## Exercise input
.....

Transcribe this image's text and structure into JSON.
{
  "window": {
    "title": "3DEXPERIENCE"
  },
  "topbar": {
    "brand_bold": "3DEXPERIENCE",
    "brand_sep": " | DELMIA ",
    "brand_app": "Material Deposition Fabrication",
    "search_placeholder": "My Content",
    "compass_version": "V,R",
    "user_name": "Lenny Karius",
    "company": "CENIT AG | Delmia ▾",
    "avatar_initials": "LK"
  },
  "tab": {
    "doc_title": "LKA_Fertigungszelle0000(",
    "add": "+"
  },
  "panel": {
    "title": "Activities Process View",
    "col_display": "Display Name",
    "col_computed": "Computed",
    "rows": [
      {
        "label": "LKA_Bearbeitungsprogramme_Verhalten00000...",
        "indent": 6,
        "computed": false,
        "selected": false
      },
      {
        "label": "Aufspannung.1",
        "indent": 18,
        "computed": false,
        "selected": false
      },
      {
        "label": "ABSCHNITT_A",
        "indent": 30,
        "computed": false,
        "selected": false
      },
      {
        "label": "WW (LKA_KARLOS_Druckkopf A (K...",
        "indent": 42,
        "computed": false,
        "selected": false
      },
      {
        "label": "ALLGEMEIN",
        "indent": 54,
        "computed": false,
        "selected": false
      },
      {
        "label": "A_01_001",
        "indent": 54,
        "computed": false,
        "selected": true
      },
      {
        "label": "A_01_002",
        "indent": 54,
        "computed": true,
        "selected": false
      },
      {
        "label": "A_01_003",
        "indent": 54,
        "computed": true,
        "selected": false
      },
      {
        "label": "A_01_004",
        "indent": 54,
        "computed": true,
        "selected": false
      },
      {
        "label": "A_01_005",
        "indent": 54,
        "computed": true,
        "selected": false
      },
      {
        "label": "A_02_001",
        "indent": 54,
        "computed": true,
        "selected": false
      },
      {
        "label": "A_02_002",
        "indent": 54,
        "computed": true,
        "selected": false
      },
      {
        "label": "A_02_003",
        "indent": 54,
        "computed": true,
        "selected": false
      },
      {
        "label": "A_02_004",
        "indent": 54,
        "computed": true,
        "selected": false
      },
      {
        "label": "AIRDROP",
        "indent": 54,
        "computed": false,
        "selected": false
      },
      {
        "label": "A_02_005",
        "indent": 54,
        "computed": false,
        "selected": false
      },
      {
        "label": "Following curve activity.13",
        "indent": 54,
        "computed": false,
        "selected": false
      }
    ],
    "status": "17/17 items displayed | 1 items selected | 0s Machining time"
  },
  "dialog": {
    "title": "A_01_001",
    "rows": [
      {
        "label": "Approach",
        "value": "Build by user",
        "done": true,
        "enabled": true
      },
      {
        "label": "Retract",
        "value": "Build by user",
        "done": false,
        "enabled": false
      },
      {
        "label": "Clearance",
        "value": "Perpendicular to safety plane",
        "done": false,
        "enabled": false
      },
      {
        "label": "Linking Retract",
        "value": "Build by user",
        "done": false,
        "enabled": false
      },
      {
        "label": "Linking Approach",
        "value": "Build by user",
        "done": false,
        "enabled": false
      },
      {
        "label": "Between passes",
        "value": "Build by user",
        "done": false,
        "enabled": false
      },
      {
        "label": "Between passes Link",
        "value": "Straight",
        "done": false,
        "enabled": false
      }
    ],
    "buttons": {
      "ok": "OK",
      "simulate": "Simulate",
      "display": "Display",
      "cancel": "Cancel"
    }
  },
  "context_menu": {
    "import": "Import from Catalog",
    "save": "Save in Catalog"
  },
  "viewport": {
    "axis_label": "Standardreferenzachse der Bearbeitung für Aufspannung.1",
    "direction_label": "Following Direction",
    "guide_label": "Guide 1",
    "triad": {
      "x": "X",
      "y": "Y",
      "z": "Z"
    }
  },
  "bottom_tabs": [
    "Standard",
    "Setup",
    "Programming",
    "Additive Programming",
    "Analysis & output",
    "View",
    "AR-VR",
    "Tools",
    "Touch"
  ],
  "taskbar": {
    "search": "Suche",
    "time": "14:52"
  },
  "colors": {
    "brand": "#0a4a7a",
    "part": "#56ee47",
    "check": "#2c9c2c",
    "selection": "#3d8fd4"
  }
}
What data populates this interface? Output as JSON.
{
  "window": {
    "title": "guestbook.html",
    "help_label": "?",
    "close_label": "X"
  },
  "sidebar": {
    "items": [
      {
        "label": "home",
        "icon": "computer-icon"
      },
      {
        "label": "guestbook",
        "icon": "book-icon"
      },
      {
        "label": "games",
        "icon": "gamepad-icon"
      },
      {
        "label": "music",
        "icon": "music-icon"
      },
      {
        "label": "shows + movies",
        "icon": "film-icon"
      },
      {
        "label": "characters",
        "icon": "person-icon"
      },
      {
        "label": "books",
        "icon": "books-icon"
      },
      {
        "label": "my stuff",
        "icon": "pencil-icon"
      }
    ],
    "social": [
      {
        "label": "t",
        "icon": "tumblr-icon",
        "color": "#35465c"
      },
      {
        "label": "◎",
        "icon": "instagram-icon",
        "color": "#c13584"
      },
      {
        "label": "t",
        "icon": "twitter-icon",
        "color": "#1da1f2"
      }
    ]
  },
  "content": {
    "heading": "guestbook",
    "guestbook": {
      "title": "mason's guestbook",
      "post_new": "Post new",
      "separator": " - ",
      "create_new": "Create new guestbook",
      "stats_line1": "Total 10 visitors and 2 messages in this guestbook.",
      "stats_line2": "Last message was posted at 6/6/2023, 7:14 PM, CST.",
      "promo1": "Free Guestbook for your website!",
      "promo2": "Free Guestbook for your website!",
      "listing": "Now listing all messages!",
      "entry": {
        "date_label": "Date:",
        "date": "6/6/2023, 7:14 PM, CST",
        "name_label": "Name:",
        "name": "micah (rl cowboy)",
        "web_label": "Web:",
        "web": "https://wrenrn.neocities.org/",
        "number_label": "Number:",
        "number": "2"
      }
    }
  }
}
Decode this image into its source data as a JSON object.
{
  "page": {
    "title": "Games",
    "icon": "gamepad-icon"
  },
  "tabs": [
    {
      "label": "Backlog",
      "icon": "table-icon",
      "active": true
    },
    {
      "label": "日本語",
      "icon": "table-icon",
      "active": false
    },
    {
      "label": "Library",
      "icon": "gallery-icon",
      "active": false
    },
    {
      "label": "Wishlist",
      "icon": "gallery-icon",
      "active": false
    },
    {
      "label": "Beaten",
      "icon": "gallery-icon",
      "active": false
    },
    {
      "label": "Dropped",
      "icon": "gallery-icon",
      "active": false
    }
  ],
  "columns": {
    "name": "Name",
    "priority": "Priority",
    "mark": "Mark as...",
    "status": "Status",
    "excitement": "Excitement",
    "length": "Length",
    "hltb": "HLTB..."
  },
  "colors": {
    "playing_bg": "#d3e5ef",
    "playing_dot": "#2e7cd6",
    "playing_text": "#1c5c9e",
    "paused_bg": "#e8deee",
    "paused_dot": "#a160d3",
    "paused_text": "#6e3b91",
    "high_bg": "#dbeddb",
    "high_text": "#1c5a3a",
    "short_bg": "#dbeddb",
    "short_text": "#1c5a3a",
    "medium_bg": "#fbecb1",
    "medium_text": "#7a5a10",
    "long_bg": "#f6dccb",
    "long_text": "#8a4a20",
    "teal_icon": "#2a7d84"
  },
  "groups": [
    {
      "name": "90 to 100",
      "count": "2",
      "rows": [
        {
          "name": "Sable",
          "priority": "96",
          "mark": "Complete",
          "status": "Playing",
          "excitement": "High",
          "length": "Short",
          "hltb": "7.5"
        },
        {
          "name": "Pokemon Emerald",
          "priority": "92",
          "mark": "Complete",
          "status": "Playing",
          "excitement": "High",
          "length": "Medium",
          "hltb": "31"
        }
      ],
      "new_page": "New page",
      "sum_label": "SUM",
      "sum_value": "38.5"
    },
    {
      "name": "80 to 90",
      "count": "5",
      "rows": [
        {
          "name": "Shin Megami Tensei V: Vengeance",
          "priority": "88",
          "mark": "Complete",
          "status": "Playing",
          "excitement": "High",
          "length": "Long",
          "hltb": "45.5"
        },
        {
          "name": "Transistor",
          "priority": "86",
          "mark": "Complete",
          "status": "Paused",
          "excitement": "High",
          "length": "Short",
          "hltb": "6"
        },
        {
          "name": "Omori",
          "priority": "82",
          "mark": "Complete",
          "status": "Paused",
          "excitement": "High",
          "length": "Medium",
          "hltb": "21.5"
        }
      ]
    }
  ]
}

.....

List all lines where "Linking" occurs.

        "label": "Linking Retract",
        "label": "Linking Approach",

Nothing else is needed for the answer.